- [Records shown]:
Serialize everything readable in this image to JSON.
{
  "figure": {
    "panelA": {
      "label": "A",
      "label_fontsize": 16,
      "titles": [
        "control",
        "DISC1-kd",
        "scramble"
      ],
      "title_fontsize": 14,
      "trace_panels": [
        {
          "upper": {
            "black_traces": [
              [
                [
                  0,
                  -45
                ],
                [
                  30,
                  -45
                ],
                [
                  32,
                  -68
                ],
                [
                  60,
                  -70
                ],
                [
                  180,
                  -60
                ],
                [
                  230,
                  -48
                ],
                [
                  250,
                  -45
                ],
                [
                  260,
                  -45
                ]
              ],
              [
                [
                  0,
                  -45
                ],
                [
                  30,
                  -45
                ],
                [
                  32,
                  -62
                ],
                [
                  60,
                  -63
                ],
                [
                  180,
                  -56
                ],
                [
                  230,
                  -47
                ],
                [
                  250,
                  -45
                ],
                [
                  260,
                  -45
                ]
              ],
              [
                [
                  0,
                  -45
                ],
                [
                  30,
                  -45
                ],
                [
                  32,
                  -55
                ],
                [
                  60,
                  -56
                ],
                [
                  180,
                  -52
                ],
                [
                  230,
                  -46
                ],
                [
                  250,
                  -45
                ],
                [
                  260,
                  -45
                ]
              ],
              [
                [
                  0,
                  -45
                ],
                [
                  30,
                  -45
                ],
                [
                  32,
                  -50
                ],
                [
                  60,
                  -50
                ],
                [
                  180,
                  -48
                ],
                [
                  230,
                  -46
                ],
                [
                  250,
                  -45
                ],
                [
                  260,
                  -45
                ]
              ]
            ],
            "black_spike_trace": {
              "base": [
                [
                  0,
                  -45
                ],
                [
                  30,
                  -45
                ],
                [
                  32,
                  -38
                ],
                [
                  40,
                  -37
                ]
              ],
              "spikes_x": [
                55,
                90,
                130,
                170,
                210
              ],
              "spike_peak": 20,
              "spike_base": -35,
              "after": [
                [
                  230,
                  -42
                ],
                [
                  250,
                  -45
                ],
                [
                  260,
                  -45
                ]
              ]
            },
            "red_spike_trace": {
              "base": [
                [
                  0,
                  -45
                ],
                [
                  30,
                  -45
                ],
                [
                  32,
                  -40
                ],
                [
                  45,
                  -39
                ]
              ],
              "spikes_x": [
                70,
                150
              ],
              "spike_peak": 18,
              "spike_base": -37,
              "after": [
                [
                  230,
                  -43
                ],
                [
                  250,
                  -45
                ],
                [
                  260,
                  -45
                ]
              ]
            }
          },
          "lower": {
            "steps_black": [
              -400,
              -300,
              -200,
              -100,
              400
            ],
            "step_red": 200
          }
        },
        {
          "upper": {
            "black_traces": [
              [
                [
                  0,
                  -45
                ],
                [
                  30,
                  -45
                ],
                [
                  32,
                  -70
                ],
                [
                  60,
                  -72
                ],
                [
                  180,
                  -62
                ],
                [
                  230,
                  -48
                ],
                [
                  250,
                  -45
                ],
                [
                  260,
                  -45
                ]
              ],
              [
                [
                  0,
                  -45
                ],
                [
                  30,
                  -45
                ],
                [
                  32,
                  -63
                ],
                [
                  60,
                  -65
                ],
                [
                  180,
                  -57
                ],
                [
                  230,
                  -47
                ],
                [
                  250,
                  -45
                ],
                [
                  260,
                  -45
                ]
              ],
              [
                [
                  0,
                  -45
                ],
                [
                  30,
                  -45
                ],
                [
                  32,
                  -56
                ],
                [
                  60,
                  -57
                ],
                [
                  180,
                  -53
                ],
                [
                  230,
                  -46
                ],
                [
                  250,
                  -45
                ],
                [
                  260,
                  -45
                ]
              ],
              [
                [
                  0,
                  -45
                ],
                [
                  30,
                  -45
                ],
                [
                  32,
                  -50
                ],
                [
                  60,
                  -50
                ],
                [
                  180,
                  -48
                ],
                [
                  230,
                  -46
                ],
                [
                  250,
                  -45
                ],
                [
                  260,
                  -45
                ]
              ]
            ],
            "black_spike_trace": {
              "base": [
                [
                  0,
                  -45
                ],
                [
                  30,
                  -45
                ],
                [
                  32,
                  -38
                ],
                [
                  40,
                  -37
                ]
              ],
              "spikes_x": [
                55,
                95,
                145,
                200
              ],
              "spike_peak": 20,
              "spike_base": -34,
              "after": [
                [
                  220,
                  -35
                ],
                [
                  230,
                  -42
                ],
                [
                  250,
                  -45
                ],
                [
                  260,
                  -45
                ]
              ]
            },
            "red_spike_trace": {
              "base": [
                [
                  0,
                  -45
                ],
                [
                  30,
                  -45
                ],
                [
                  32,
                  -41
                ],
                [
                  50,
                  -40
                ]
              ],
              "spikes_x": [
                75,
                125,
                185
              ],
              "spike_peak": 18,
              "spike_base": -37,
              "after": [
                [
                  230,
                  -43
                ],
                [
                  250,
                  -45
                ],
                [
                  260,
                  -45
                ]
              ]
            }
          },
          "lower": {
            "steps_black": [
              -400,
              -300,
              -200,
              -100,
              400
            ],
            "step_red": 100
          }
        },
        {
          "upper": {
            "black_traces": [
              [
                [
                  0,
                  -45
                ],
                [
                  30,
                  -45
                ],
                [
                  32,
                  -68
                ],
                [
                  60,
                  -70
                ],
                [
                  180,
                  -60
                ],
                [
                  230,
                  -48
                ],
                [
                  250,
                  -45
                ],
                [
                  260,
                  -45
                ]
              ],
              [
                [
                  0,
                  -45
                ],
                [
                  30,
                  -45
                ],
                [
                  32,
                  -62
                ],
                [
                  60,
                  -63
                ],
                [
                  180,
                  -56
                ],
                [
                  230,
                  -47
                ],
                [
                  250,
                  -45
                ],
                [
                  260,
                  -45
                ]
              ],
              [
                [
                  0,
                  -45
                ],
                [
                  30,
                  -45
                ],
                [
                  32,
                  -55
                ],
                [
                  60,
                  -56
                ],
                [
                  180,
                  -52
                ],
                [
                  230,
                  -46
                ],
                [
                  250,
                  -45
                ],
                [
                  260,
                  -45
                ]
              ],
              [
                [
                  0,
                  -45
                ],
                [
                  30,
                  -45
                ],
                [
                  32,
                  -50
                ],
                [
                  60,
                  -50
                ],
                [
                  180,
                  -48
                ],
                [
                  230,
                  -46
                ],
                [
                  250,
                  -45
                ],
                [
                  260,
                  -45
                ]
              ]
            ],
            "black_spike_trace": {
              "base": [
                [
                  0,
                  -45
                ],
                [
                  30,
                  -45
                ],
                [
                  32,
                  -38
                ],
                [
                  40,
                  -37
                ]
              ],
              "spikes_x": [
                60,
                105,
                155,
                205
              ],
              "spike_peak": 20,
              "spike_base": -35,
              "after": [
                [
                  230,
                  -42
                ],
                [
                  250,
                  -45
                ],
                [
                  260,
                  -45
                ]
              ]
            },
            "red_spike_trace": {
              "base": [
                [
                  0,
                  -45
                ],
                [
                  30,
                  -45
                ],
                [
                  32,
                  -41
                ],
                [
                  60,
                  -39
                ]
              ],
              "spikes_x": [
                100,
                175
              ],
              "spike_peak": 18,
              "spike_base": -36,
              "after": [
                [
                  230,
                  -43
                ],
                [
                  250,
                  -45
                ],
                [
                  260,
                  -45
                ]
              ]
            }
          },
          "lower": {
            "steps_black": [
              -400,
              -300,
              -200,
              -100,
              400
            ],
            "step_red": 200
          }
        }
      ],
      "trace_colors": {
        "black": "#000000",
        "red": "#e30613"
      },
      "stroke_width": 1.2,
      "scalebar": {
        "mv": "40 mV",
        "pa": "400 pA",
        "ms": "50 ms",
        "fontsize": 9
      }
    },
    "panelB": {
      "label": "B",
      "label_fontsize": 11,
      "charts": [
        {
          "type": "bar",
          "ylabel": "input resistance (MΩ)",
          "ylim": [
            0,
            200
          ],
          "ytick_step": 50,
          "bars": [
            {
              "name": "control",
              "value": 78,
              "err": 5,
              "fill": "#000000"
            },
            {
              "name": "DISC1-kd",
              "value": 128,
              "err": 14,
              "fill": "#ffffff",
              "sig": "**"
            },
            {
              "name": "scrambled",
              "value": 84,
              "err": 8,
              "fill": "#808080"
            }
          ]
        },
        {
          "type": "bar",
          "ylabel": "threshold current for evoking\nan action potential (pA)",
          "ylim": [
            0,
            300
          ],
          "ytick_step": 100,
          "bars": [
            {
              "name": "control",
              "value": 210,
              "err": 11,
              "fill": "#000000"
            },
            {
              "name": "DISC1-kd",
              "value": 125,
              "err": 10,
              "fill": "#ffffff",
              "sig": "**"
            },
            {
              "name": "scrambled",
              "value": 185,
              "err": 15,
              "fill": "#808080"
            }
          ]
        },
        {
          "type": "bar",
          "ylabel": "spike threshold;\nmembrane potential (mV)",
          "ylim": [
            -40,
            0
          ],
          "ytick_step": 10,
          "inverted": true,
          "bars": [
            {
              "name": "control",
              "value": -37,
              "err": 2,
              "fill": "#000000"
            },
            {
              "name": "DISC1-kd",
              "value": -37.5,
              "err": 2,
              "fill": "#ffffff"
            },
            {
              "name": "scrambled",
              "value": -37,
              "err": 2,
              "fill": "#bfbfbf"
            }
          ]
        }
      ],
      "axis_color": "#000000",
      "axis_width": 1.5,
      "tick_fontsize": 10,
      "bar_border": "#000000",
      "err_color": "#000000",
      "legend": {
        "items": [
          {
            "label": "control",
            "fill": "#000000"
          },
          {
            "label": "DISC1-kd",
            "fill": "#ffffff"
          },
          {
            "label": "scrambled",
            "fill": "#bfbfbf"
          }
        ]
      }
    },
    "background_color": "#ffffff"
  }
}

- [The exercise]:
Select all lines in the listing above where the word "threshold" appears, and show them.

- [Reply to the task]:
          "ylabel": "threshold current for evoking\nan action potential (pA)",
          "ylabel": "spike threshold;\nmembrane potential (mV)",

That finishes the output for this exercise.